Data for the task:
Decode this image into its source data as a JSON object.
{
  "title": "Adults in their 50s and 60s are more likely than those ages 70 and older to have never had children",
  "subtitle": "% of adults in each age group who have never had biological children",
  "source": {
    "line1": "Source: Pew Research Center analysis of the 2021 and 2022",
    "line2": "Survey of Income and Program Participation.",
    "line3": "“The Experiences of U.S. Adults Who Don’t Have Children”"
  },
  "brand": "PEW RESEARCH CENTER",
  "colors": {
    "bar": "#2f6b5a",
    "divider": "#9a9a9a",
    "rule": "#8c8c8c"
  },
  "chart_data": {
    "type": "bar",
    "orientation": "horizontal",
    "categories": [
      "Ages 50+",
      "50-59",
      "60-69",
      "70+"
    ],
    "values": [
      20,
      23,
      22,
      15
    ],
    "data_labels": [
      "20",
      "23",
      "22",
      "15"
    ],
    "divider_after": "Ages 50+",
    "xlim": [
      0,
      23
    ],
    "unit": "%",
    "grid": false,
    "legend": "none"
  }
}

Task to carry out:
Your task is to print the whole listing again exactly.

Answer to this problem:
Decode this image into its source data as a JSON object.
{
  "title": "Adults in their 50s and 60s are more likely than those ages 70 and older to have never had children",
  "subtitle": "% of adults in each age group who have never had biological children",
  "source": {
    "line1": "Source: Pew Research Center analysis of the 2021 and 2022",
    "line2": "Survey of Income and Program Participation.",
    "line3": "“The Experiences of U.S. Adults Who Don’t Have Children”"
  },
  "brand": "PEW RESEARCH CENTER",
  "colors": {
    "bar": "#2f6b5a",
    "divider": "#9a9a9a",
    "rule": "#8c8c8c"
  },
  "chart_data": {
    "type": "bar",
    "orientation": "horizontal",
    "categories": [
      "Ages 50+",
      "50-59",
      "60-69",
      "70+"
    ],
    "values": [
      20,
      23,
      22,
      15
    ],
    "data_labels": [
      "20",
      "23",
      "22",
      "15"
    ],
    "divider_after": "Ages 50+",
    "xlim": [
      0,
      23
    ],
    "unit": "%",
    "grid": false,
    "legend": "none"
  }
}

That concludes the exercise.